*Written task:* Without the images, print all the entries below exactly as given.

[Extracts from a graphics dataset]
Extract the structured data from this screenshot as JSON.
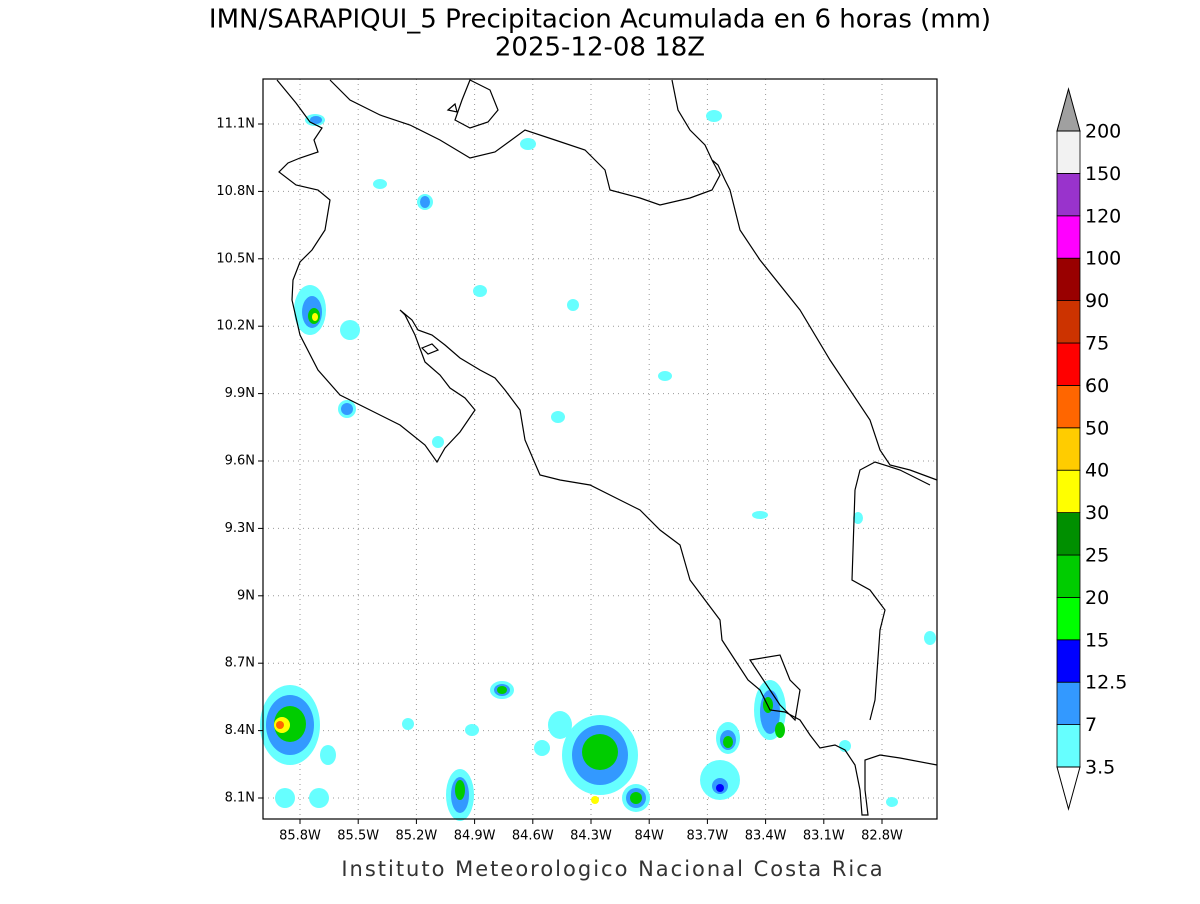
{
  "title": "IMN/SARAPIQUI_5 Precipitacion Acumulada en 6 horas (mm)",
  "subtitle": "2025-12-08 18Z",
  "longitude_ticks": [
    "85.8W",
    "85.5W",
    "85.2W",
    "84.9W",
    "84.6W",
    "84.3W",
    "84W",
    "83.7W",
    "83.4W",
    "83.1W",
    "82.8W"
  ],
  "latitude_ticks": [
    "11.1N",
    "10.8N",
    "10.5N",
    "10.2N",
    "9.9N",
    "9.6N",
    "9.3N",
    "9N",
    "8.7N",
    "8.4N",
    "8.1N"
  ],
  "colorbar": {
    "levels": [
      3.5,
      7,
      12.5,
      15,
      20,
      25,
      30,
      40,
      50,
      60,
      75,
      90,
      100,
      120,
      150,
      200
    ],
    "colors": [
      "#66ffff",
      "#3399ff",
      "#0000ff",
      "#00ff00",
      "#00cc00",
      "#008f00",
      "#ffff00",
      "#ffcc00",
      "#ff6600",
      "#ff0000",
      "#cc3300",
      "#990000",
      "#ff00ff",
      "#9933cc",
      "#f2f2f2"
    ],
    "under_color": "#ffffff",
    "over_color": "#a0a0a0"
  },
  "footer": "Instituto Meteorologico Nacional Costa Rica"
}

*Exercise response:*
Extract the structured data from this screenshot as JSON.
{
  "title": "IMN/SARAPIQUI_5 Precipitacion Acumulada en 6 horas (mm)",
  "subtitle": "2025-12-08 18Z",
  "longitude_ticks": [
    "85.8W",
    "85.5W",
    "85.2W",
    "84.9W",
    "84.6W",
    "84.3W",
    "84W",
    "83.7W",
    "83.4W",
    "83.1W",
    "82.8W"
  ],
  "latitude_ticks": [
    "11.1N",
    "10.8N",
    "10.5N",
    "10.2N",
    "9.9N",
    "9.6N",
    "9.3N",
    "9N",
    "8.7N",
    "8.4N",
    "8.1N"
  ],
  "colorbar": {
    "levels": [
      3.5,
      7,
      12.5,
      15,
      20,
      25,
      30,
      40,
      50,
      60,
      75,
      90,
      100,
      120,
      150,
      200
    ],
    "colors": [
      "#66ffff",
      "#3399ff",
      "#0000ff",
      "#00ff00",
      "#00cc00",
      "#008f00",
      "#ffff00",
      "#ffcc00",
      "#ff6600",
      "#ff0000",
      "#cc3300",
      "#990000",
      "#ff00ff",
      "#9933cc",
      "#f2f2f2"
    ],
    "under_color": "#ffffff",
    "over_color": "#a0a0a0"
  },
  "footer": "Instituto Meteorologico Nacional Costa Rica"
}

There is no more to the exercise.